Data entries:

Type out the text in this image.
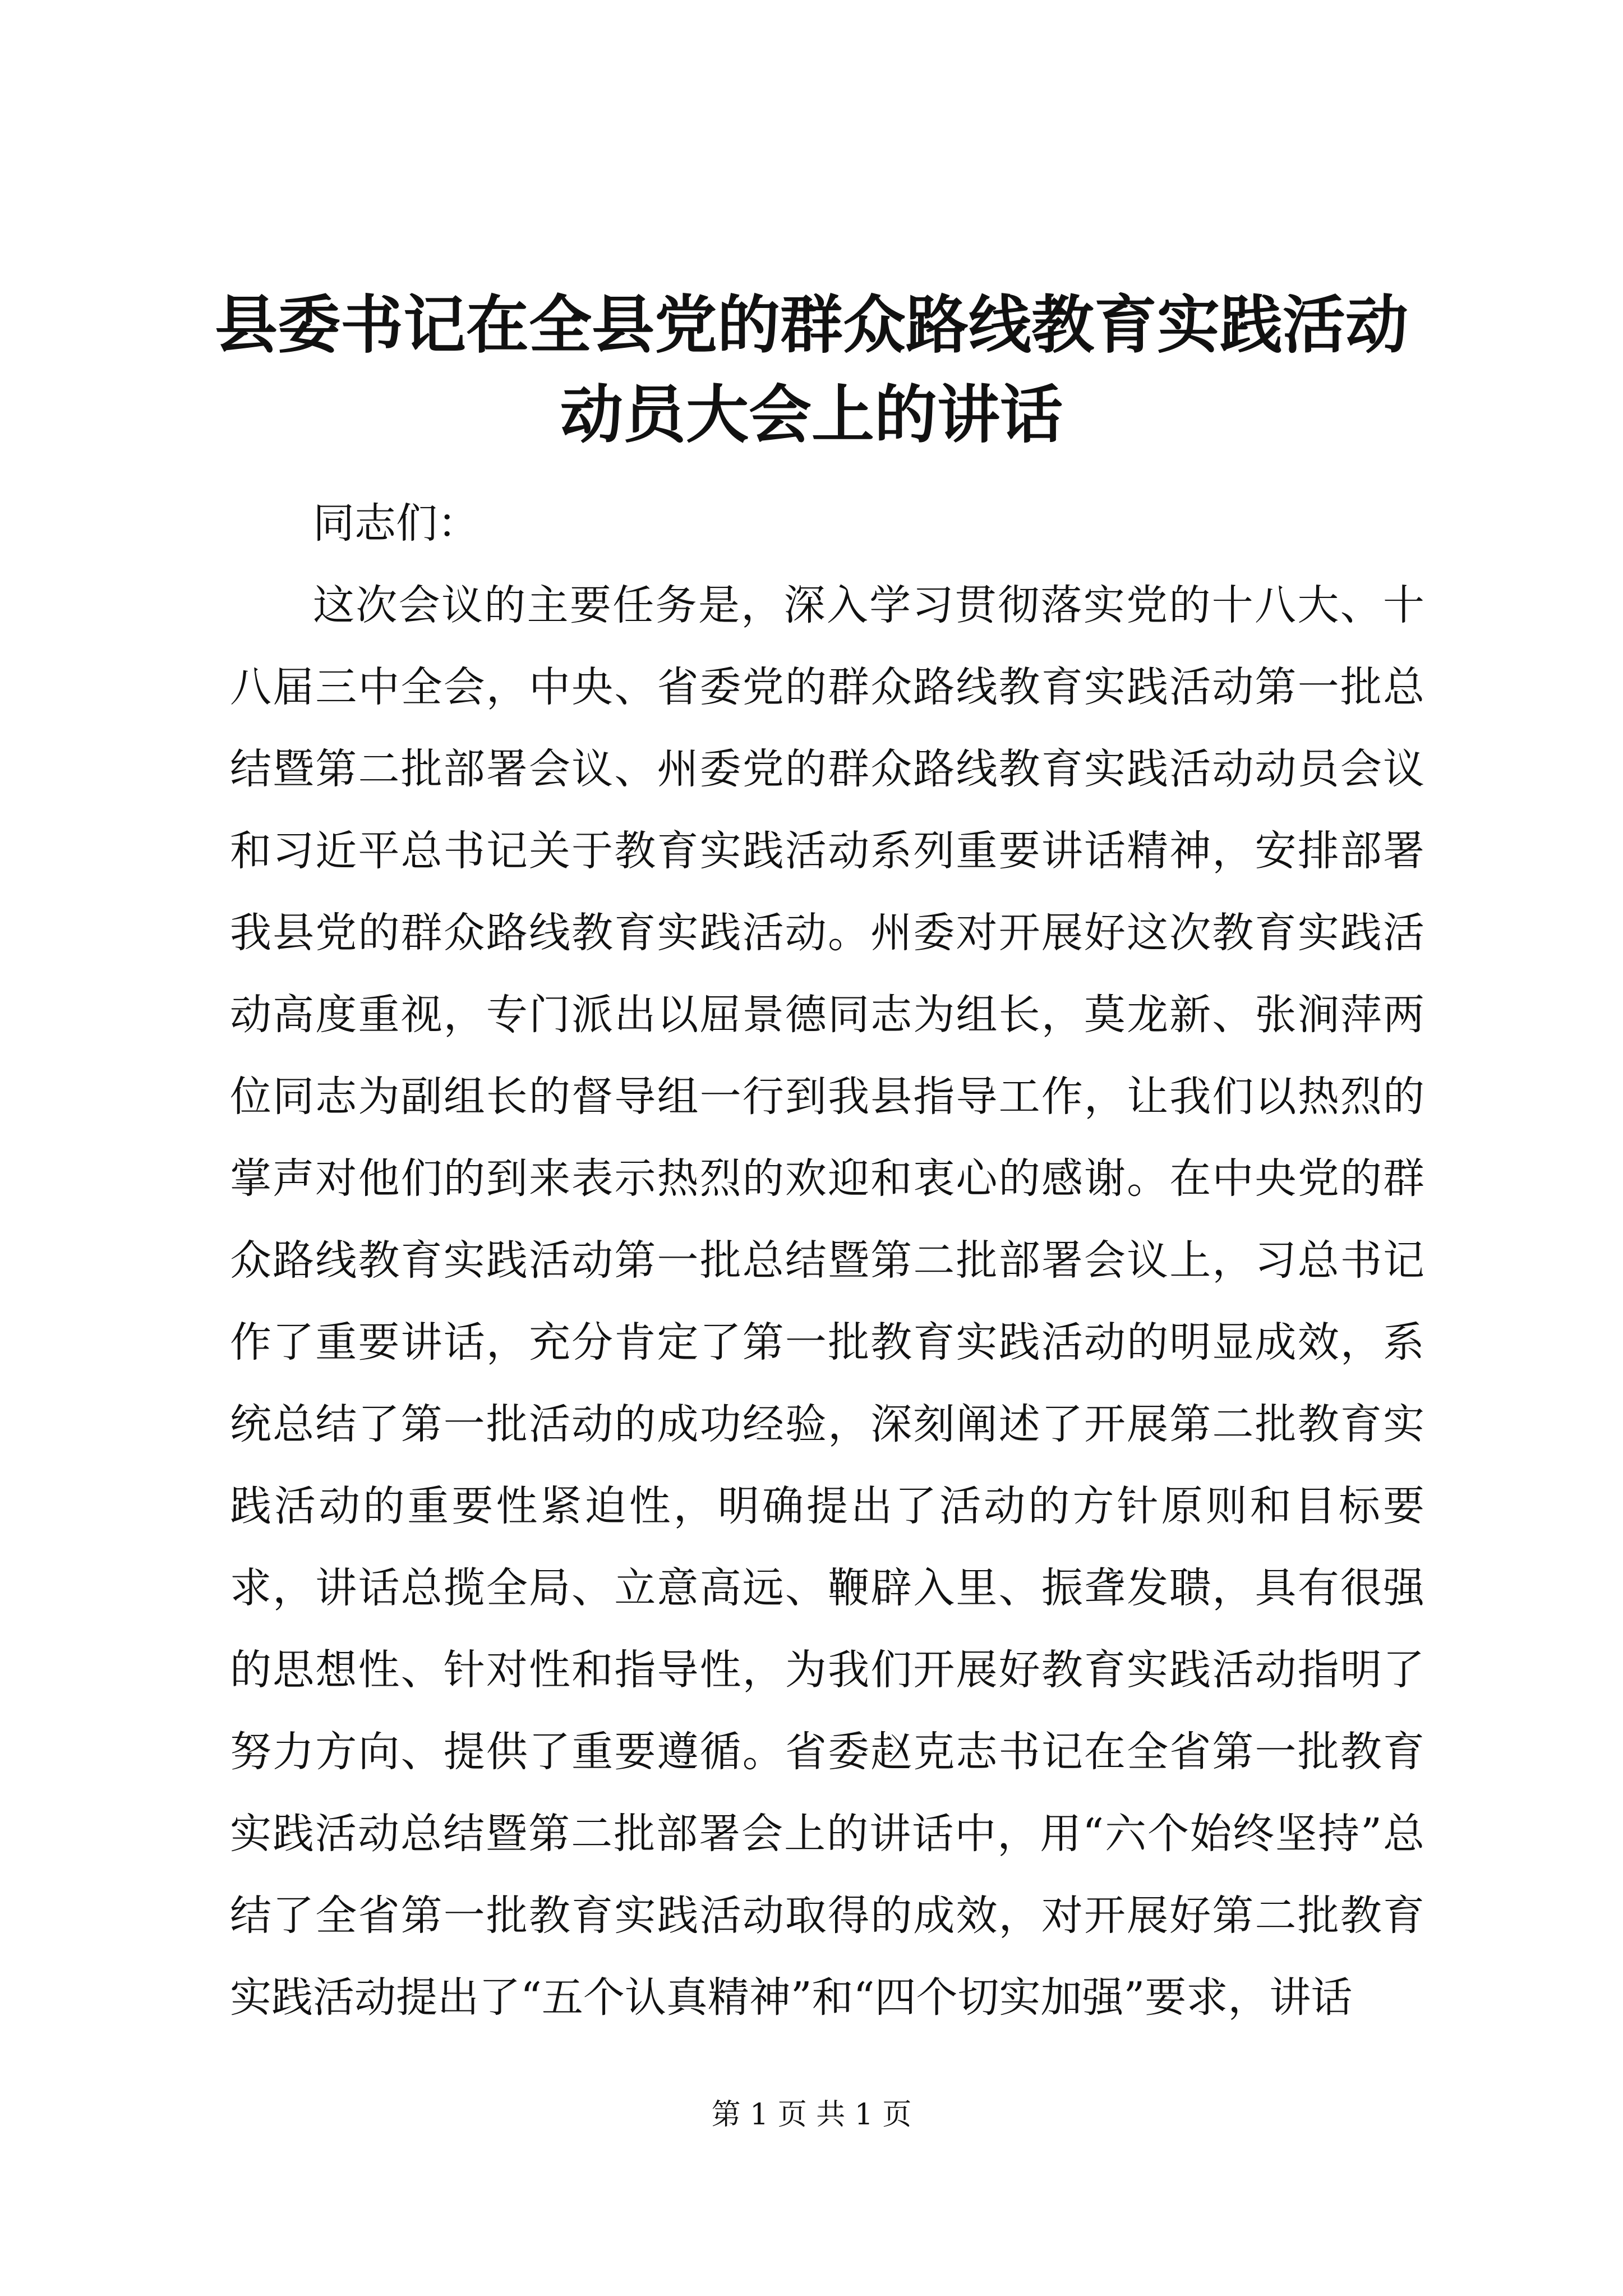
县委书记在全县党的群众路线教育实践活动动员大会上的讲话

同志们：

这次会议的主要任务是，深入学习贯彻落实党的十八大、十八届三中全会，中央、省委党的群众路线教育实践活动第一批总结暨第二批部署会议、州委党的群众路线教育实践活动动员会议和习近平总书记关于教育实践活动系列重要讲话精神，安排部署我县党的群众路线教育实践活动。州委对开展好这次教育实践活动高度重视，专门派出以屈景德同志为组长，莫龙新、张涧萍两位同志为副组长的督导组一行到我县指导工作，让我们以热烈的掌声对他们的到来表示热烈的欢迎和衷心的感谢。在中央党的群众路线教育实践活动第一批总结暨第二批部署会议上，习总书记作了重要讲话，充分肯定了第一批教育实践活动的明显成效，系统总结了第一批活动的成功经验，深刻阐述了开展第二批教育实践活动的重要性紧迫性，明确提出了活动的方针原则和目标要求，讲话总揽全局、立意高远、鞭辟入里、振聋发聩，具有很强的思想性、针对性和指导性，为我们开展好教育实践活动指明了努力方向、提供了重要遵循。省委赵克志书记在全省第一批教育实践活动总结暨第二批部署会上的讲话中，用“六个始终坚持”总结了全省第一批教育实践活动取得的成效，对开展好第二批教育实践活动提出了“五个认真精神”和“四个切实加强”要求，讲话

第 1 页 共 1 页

---

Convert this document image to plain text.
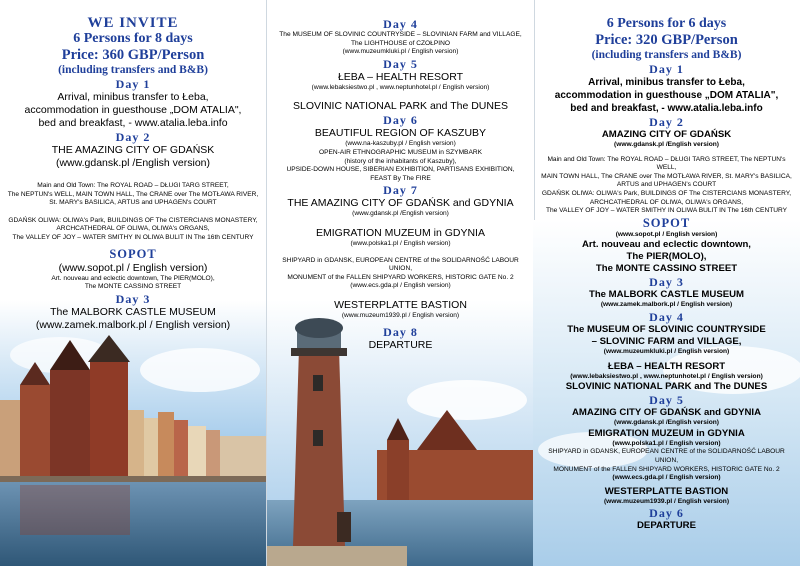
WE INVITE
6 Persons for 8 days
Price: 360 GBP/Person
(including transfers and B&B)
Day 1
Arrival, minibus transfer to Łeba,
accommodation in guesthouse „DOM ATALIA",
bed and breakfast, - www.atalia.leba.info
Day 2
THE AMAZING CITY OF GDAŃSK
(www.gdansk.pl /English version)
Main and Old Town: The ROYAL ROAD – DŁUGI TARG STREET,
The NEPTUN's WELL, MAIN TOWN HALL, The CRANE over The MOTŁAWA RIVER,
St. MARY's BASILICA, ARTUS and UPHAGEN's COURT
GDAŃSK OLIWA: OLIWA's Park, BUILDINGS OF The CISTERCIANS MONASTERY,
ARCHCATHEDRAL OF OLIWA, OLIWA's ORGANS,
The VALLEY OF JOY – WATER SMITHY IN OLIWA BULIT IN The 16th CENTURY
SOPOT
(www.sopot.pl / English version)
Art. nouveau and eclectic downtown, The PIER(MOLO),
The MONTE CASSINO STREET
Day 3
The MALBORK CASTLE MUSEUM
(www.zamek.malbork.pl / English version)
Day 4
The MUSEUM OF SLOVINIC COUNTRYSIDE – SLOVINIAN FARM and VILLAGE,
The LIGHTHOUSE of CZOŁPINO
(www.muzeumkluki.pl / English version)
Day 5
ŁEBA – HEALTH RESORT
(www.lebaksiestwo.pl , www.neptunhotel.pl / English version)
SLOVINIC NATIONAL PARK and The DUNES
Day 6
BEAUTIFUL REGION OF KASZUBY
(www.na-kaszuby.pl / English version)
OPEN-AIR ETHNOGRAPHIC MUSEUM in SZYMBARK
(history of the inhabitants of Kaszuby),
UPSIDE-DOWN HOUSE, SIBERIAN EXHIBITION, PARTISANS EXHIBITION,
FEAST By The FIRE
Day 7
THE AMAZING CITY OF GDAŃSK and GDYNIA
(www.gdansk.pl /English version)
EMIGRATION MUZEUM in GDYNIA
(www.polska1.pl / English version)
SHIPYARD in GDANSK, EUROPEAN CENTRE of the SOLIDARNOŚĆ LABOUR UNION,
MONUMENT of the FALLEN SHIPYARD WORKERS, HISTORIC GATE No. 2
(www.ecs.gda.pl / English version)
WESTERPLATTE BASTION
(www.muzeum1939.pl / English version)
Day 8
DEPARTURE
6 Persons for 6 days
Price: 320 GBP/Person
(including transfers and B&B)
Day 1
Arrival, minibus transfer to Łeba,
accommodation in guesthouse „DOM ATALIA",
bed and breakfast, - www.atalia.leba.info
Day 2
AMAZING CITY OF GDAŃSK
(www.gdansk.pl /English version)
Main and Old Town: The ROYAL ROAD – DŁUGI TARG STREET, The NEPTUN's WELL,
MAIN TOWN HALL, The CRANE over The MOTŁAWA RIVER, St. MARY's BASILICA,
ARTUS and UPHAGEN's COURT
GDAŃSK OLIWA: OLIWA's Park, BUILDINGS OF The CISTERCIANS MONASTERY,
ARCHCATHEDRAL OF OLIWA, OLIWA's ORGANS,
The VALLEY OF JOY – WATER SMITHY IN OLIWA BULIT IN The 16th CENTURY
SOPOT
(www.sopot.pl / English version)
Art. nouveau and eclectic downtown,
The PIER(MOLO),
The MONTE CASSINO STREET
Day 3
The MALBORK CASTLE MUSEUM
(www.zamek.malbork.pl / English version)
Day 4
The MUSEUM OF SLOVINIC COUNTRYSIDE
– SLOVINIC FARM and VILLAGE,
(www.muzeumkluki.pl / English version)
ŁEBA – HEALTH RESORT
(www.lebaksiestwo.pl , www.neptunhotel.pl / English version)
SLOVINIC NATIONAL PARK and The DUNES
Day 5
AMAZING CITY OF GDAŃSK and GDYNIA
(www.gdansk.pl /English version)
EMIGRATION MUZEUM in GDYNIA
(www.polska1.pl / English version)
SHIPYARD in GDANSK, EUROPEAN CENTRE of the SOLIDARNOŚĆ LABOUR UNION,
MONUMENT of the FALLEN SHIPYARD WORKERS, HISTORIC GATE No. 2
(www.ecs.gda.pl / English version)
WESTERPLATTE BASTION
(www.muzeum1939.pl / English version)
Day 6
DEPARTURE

:: WHAT IS EXPECTED ::
Check each line of the records for the word "GDYNIA", and show the lines that contain it.

:: SOLUTION FOR THIS PROBLEM ::
THE AMAZING CITY OF GDAŃSK and GDYNIA
EMIGRATION MUZEUM in GDYNIA
AMAZING CITY OF GDAŃSK and GDYNIA
EMIGRATION MUZEUM in GDYNIA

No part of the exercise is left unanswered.